__EXTRACT PROVIDED__:
** START **
While robots can operate 24/7, people need breaks, time off, insurance coverage and compensation. However, robots must be updated and maintained, and they also need power to operate — human workers are still extremely necessary in the workplace.
Although the research project is focused on AI development, it is ultimately centered around training human workers and ensuring job security. The team wants to enhance communication between both humans and robots to obtain the best of both worlds in the manufacturing industry.
“Sadly, training diminishes with the increased cost of the capital investment,” Michael said. “Many corporations are trying to save money somewhere, but training is where we need to invest more money in order to have a successful integration of workers and autonomous systems so we can minimize safety risks. If we don’t have adequate training, we don’t have adequate responses to reducing the incidence of on-the-job disasters.”
An interdisciplinary interaction
In highly multidisciplinary projects involving diverse skill sets and expertise in multiple areas, there are many factors to consider when humans team up with robots.
“We’re interested primarily in how humans and robots work together,” Michael said. “With the humans doing their bit and the robots doing their bit, we want to see if there is any incongruousness or congruousness that can be observed. I’m also looking not only at the economic impact but also the societal impact, seeing if the workers who are interacting with these robots are receiving adequate training.”
** END **
__GOALS__:
[1] Rewrite the article on humans and robots at work from "Although the research" to "the manufacturing industry.", changing "manufacturing industry" to "automotive industry".
[2] Answer these questions from the article on humans and robots at work:
(a) What four things do people need that robots do not?
(b) According to Michael, training diminishes as what increases?
(c) Besides the economic impact, what impact is Michael also looking at?

__MATERIAL SUPPLIED__:
** START **
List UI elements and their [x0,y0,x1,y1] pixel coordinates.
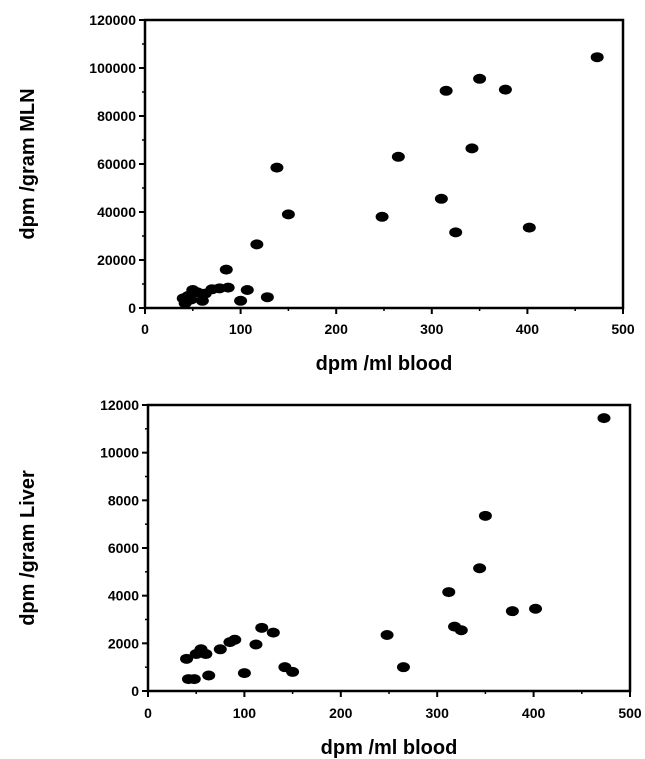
chart-1-data-point [184,294,198,305]
chart-1-data-point [375,211,389,222]
chart-1-data-point [250,239,264,250]
chart-2-data-point [442,587,456,598]
chart-1-x-tick-label: 0 [141,321,149,337]
chart-1-data-point [260,292,274,303]
chart-1-data-point [219,264,233,275]
chart-2-y-axis-title: dpm /gram Liver [17,470,39,626]
chart-1-data-point [449,227,463,238]
chart-2-y-tick-label: 0 [131,683,139,699]
chart-2-x-axis-title: dpm /ml blood [321,737,458,759]
chart-1-data-point [590,52,604,63]
chart-2-data-point [286,666,300,677]
chart-1-y-tick-label: 80000 [97,108,136,124]
chart-1: 0 100 200 300 400 500 0 20000 40000 60000 80000 100… [17,12,635,375]
chart-2-y-tick-label: 6000 [108,540,139,556]
chart-1-x-axis-title: dpm /ml blood [316,353,453,375]
chart-2-x-tick-label: 200 [329,705,353,721]
chart-1-x-tick-label: 100 [229,321,253,337]
chart-2-data-point [255,622,269,633]
chart-1-y-tick-label: 20000 [97,252,136,268]
chart-2-data-point [478,510,492,521]
chart-1-data-point [434,193,448,204]
chart-2-y-tick-label: 8000 [108,492,139,508]
chart-2-data-point [505,606,519,617]
chart-2-data-point [187,674,201,685]
chart-2-data-point [396,662,410,673]
chart-2-data-point [597,413,611,424]
chart-1-data-point [234,295,248,306]
chart-2-data-point [237,668,251,679]
chart-2-data-point [473,563,487,574]
chart-1-y-tick-label: 120000 [89,12,136,28]
chart-2-data-point [202,670,216,681]
chart-1-plot-frame [143,18,625,310]
chart-1-y-tick-label: 0 [128,300,136,316]
chart-1-data-point [498,84,512,95]
chart-1-x-tick-label: 400 [516,321,540,337]
chart-1-data-point [473,73,487,84]
chart-2-data-point [228,634,242,645]
chart-2-x-tick-label: 0 [144,705,152,721]
chart-2-data-point [213,644,227,655]
chart-1-y-tick-label: 100000 [89,60,136,76]
chart-2-x-tick-label: 300 [426,705,450,721]
chart-2-y-tick-label: 4000 [108,588,139,604]
chart-1-data-point [270,162,284,173]
chart-2-data-point [249,639,263,650]
chart-1-y-tick-label: 40000 [97,204,136,220]
chart-2-y-tick-label: 2000 [108,635,139,651]
chart-2-y-tick-label: 10000 [100,445,139,461]
chart-1-x-tick-label: 200 [325,321,349,337]
chart-2-data-point [380,629,394,640]
chart-2-data-point [529,603,543,614]
chart-2-data-point [266,627,280,638]
chart-1-y-tick-label: 60000 [97,156,136,172]
chart-1-data-point [465,143,479,154]
chart-2-x-tick-label: 500 [618,705,642,721]
chart-1-data-point [221,282,235,293]
chart-2-x-tick-label: 100 [233,705,257,721]
chart-1-data-point [522,222,536,233]
chart-1-data-point [240,285,254,295]
chart-1-x-tick-label: 500 [611,321,635,337]
chart-2-data-point [180,653,194,664]
chart-2-x-tick-label: 400 [522,705,546,721]
chart-1-data-point [281,209,295,220]
chart-2: 0 100 200 300 400 500 0 2000 4000 6000 8000 10000 12… [17,397,642,759]
chart-1-x-tick-label: 300 [420,321,444,337]
chart-1-data-point [439,85,453,96]
chart-2-y-tick-label: 12000 [100,397,139,413]
chart-2-data-point [454,625,468,636]
chart-1-data-point [391,151,405,162]
chart-1-y-axis-title: dpm /gram MLN [17,88,39,239]
chart-2-data-point [199,649,213,660]
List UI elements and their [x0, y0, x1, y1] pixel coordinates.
** END **
__RESPONSES TO THE EXERCISE__:
[1]
Although the research project is focused on AI development, it is ultimately centered around training human workers and ensuring job security. The team wants to enhance communication between both humans and robots to obtain the best of both worlds in the automotive industry.

[2]
(a) Breaks, time off, insurance coverage and compensation.
(b) The cost of the capital investment.
(c) The societal impact.